++++ Data shown ++++

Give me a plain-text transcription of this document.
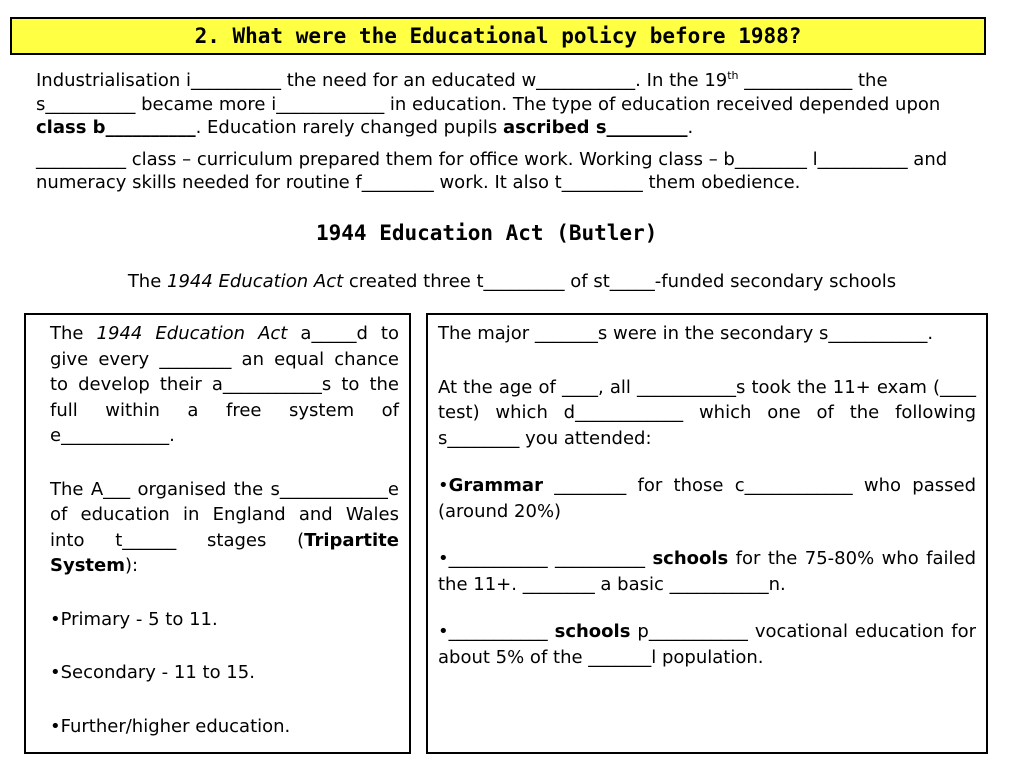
2. What were the Educational policy before 1988?

Industrialisation i__________ the need for an educated w___________. In the 19th ____________ the s__________ became more i____________ in education. The type of education received depended upon class b__________. Education rarely changed pupils ascribed s_________.

__________ class – curriculum prepared them for office work. Working class – b________ l__________ and numeracy skills needed for routine f________ work. It also t_________ them obedience.

1944 Education Act (Butler)
The 1944 Education Act created three t_________ of st_____-funded secondary schools

The 1944 Education Act a_____d to give every ________ an equal chance to develop their a___________s to the full within a free system of e____________.

The A___ organised the s____________e of education in England and Wales into t______ stages (Tripartite System):

•Primary - 5 to 11.

•Secondary - 11 to 15.

•Further/higher education.

The major _______s were in the secondary s___________.

At the age of ____, all ___________s took the 11+ exam (____ test) which d____________ which one of the following s________ you attended:

•Grammar ________ for those c____________ who passed (around 20%)

•___________ __________ schools for the 75-80% who failed the 11+. ________ a basic ___________n.

•___________ schools p___________ vocational education for about 5% of the _______l population.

++++

What you should do
Give every record again exactly, apart from the pictures, which stay out.

Correct output
Give me a plain-text transcription of this document.
2. What were the Educational policy before 1988?

Industrialisation i__________ the need for an educated w___________. In the 19th ____________ the s__________ became more i____________ in education. The type of education received depended upon class b__________. Education rarely changed pupils ascribed s_________.

__________ class – curriculum prepared them for office work. Working class – b________ l__________ and numeracy skills needed for routine f________ work. It also t_________ them obedience.

1944 Education Act (Butler)
The 1944 Education Act created three t_________ of st_____-funded secondary schools

The 1944 Education Act a_____d to give every ________ an equal chance to develop their a___________s to the full within a free system of e____________.

The A___ organised the s____________e of education in England and Wales into t______ stages (Tripartite System):

•Primary - 5 to 11.

•Secondary - 11 to 15.

•Further/higher education.

The major _______s were in the secondary s___________.

At the age of ____, all ___________s took the 11+ exam (____ test) which d____________ which one of the following s________ you attended:

•Grammar ________ for those c____________ who passed (around 20%)

•___________ __________ schools for the 75-80% who failed the 11+. ________ a basic ___________n.

•___________ schools p___________ vocational education for about 5% of the _______l population.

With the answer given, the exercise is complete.